» **Stated task**: Report the count of lines holding "bienestar" in the records, with no other words.

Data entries
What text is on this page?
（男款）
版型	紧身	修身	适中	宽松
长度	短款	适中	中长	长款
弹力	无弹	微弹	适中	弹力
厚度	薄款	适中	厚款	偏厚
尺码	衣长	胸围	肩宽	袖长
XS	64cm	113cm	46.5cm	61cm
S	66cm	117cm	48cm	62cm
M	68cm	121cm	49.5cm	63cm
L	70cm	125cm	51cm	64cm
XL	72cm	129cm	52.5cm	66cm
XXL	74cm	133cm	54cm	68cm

---

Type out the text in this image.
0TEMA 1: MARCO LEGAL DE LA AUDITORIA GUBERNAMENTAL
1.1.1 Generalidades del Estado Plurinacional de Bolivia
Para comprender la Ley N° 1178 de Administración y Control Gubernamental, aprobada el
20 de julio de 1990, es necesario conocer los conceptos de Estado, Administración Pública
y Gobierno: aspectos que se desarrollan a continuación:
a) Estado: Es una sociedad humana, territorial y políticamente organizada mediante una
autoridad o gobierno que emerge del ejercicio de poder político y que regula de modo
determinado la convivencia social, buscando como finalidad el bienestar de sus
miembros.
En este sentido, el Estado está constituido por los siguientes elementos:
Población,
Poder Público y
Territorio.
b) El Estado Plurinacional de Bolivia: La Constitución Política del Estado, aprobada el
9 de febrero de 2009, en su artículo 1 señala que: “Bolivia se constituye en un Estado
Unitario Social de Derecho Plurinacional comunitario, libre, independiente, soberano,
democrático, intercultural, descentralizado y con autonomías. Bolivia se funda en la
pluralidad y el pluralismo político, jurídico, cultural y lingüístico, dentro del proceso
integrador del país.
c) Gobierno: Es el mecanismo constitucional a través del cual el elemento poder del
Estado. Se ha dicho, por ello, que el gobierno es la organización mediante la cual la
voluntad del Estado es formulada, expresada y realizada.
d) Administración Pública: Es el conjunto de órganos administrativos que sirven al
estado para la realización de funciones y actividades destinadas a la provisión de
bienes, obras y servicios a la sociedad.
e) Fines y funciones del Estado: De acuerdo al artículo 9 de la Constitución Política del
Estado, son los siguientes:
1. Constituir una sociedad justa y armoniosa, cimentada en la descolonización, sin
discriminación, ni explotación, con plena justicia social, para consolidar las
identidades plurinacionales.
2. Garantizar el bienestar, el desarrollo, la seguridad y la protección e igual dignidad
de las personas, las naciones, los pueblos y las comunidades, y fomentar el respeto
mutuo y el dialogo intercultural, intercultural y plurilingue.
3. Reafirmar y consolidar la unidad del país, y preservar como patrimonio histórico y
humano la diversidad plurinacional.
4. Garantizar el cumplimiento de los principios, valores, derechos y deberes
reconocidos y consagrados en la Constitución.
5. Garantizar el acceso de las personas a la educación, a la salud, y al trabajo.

» **Exercise result**: 2